## Dataset entries
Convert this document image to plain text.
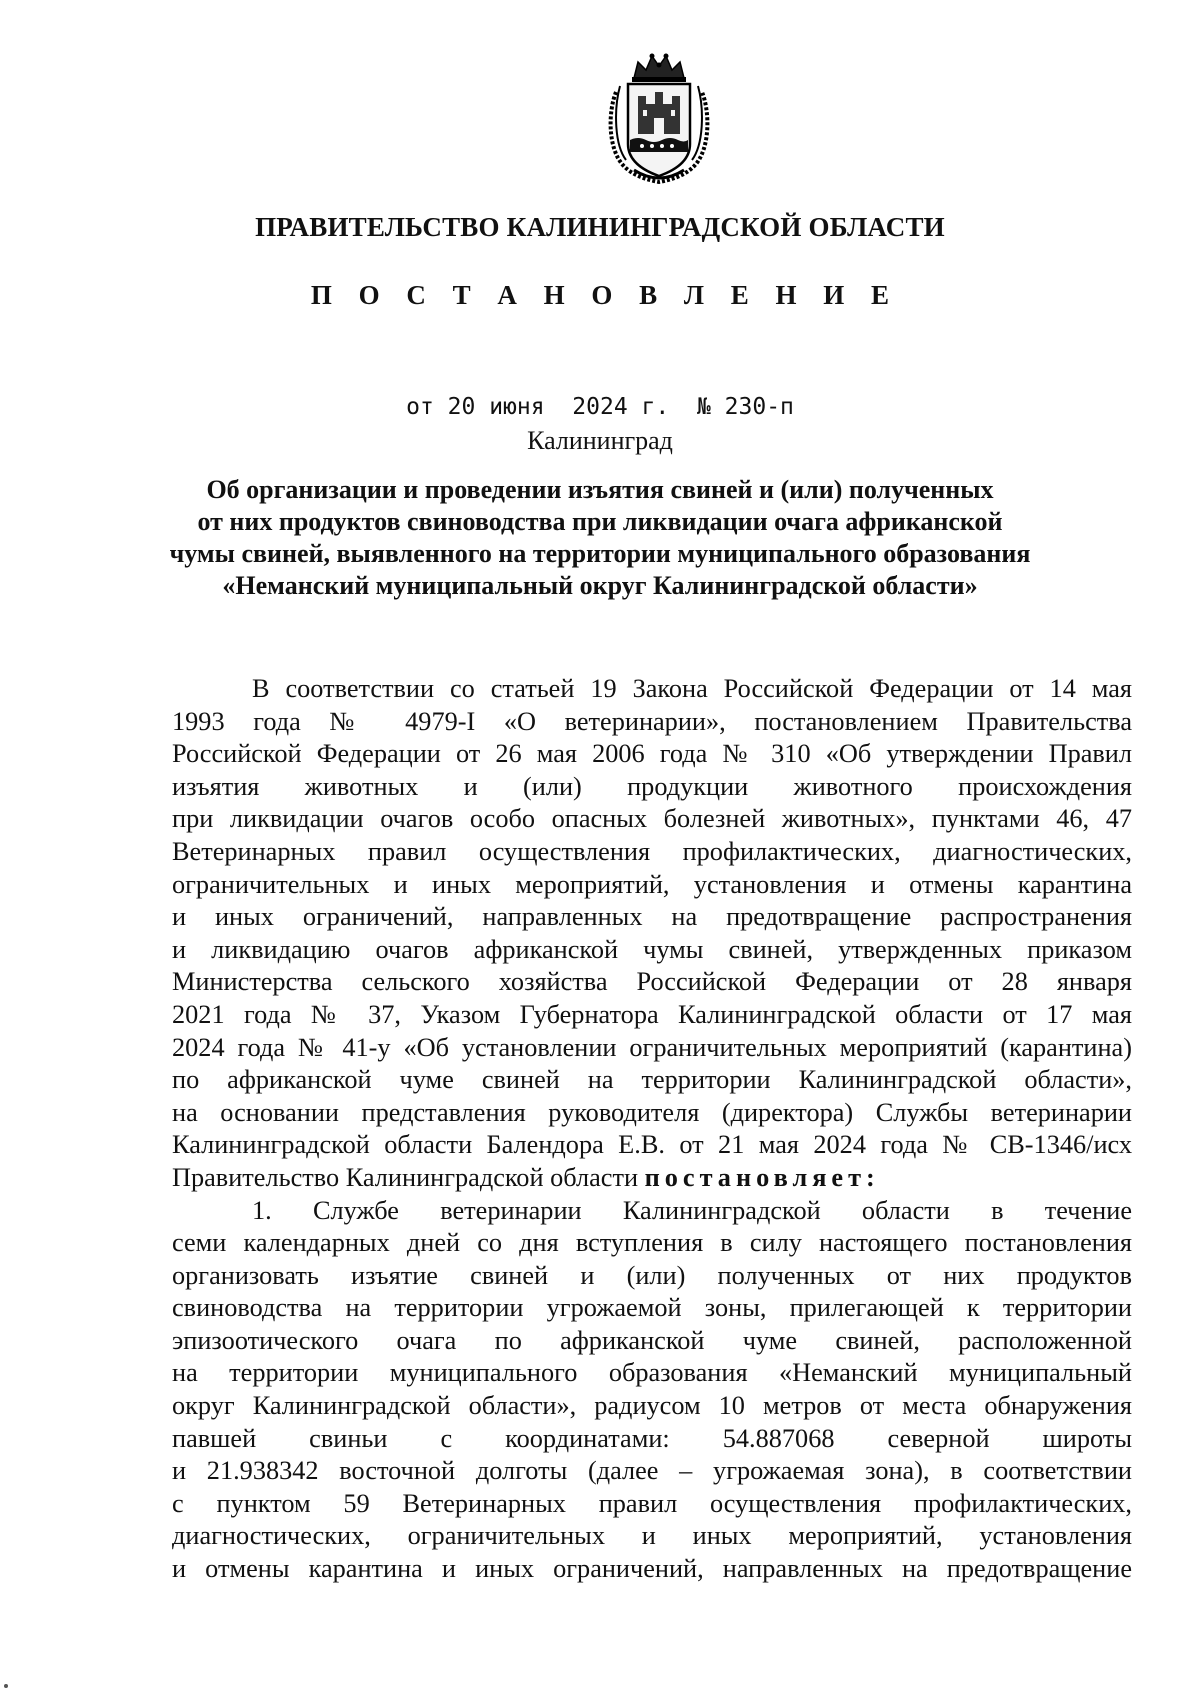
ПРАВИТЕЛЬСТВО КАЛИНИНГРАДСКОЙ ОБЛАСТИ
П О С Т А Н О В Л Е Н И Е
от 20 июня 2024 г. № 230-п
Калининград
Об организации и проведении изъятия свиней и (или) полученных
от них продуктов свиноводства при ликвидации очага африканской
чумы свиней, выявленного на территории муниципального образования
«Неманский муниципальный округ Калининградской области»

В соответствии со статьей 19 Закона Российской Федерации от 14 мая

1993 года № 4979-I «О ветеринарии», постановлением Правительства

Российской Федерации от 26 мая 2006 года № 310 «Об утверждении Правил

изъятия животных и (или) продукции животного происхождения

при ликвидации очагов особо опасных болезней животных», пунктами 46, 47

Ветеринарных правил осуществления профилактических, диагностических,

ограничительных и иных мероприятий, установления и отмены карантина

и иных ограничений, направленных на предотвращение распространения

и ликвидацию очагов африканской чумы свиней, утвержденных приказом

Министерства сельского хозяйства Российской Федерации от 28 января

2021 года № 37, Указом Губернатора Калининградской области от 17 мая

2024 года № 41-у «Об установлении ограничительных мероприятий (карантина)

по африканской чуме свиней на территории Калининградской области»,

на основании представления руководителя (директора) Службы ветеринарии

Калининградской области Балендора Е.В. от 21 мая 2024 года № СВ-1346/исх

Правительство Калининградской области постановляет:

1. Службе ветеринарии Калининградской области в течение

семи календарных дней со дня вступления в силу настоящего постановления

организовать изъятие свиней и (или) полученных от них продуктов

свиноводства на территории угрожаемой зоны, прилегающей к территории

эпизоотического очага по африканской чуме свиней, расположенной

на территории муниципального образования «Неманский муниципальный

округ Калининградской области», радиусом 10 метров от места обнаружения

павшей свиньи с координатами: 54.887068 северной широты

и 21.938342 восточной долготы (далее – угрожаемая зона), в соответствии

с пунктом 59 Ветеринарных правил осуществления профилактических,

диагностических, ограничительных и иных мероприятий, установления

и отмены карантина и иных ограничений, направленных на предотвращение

## WORK REQUIRED
Exactly reproduce the entries above, minus the pictures.

## RESPONSE TO THIS EXERCISE
Convert this document image to plain text.
ПРАВИТЕЛЬСТВО КАЛИНИНГРАДСКОЙ ОБЛАСТИ
П О С Т А Н О В Л Е Н И Е
от 20 июня 2024 г. № 230-п
Калининград
Об организации и проведении изъятия свиней и (или) полученных
от них продуктов свиноводства при ликвидации очага африканской
чумы свиней, выявленного на территории муниципального образования
«Неманский муниципальный округ Калининградской области»

В соответствии со статьей 19 Закона Российской Федерации от 14 мая

1993 года № 4979-I «О ветеринарии», постановлением Правительства

Российской Федерации от 26 мая 2006 года № 310 «Об утверждении Правил

изъятия животных и (или) продукции животного происхождения

при ликвидации очагов особо опасных болезней животных», пунктами 46, 47

Ветеринарных правил осуществления профилактических, диагностических,

ограничительных и иных мероприятий, установления и отмены карантина

и иных ограничений, направленных на предотвращение распространения

и ликвидацию очагов африканской чумы свиней, утвержденных приказом

Министерства сельского хозяйства Российской Федерации от 28 января

2021 года № 37, Указом Губернатора Калининградской области от 17 мая

2024 года № 41-у «Об установлении ограничительных мероприятий (карантина)

по африканской чуме свиней на территории Калининградской области»,

на основании представления руководителя (директора) Службы ветеринарии

Калининградской области Балендора Е.В. от 21 мая 2024 года № СВ-1346/исх

Правительство Калининградской области постановляет:

1. Службе ветеринарии Калининградской области в течение

семи календарных дней со дня вступления в силу настоящего постановления

организовать изъятие свиней и (или) полученных от них продуктов

свиноводства на территории угрожаемой зоны, прилегающей к территории

эпизоотического очага по африканской чуме свиней, расположенной

на территории муниципального образования «Неманский муниципальный

округ Калининградской области», радиусом 10 метров от места обнаружения

павшей свиньи с координатами: 54.887068 северной широты

и 21.938342 восточной долготы (далее – угрожаемая зона), в соответствии

с пунктом 59 Ветеринарных правил осуществления профилактических,

диагностических, ограничительных и иных мероприятий, установления

и отмены карантина и иных ограничений, направленных на предотвращение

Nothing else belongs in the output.